** start Given information **
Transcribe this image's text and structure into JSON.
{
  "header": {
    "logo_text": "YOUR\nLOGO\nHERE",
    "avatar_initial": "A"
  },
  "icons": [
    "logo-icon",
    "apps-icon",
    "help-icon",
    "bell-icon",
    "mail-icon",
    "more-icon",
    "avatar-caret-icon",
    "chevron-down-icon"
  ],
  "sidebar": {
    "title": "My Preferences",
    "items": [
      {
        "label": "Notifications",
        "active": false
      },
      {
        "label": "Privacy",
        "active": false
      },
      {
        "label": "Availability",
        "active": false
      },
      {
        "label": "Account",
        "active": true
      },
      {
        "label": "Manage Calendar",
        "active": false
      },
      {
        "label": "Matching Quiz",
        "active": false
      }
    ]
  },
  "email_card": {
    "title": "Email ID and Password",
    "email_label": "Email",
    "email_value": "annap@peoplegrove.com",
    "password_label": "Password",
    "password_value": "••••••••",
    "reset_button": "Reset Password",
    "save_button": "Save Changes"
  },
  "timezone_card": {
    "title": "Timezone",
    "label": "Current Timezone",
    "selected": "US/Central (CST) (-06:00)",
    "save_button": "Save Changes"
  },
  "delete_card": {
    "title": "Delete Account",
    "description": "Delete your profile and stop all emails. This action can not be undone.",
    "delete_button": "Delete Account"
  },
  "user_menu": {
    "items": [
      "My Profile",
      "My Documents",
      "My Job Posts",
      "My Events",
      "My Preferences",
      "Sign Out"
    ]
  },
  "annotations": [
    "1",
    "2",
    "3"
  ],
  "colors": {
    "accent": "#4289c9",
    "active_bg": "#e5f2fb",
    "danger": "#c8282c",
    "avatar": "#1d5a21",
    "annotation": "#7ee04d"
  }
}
** end Given information **
▶ [Exercise objective] Reproduce the listing in full. Keep it exactly as written.

▶ [Result]
Transcribe this image's text and structure into JSON.
{
  "header": {
    "logo_text": "YOUR\nLOGO\nHERE",
    "avatar_initial": "A"
  },
  "icons": [
    "logo-icon",
    "apps-icon",
    "help-icon",
    "bell-icon",
    "mail-icon",
    "more-icon",
    "avatar-caret-icon",
    "chevron-down-icon"
  ],
  "sidebar": {
    "title": "My Preferences",
    "items": [
      {
        "label": "Notifications",
        "active": false
      },
      {
        "label": "Privacy",
        "active": false
      },
      {
        "label": "Availability",
        "active": false
      },
      {
        "label": "Account",
        "active": true
      },
      {
        "label": "Manage Calendar",
        "active": false
      },
      {
        "label": "Matching Quiz",
        "active": false
      }
    ]
  },
  "email_card": {
    "title": "Email ID and Password",
    "email_label": "Email",
    "email_value": "annap@peoplegrove.com",
    "password_label": "Password",
    "password_value": "••••••••",
    "reset_button": "Reset Password",
    "save_button": "Save Changes"
  },
  "timezone_card": {
    "title": "Timezone",
    "label": "Current Timezone",
    "selected": "US/Central (CST) (-06:00)",
    "save_button": "Save Changes"
  },
  "delete_card": {
    "title": "Delete Account",
    "description": "Delete your profile and stop all emails. This action can not be undone.",
    "delete_button": "Delete Account"
  },
  "user_menu": {
    "items": [
      "My Profile",
      "My Documents",
      "My Job Posts",
      "My Events",
      "My Preferences",
      "Sign Out"
    ]
  },
  "annotations": [
    "1",
    "2",
    "3"
  ],
  "colors": {
    "accent": "#4289c9",
    "active_bg": "#e5f2fb",
    "danger": "#c8282c",
    "avatar": "#1d5a21",
    "annotation": "#7ee04d"
  }
}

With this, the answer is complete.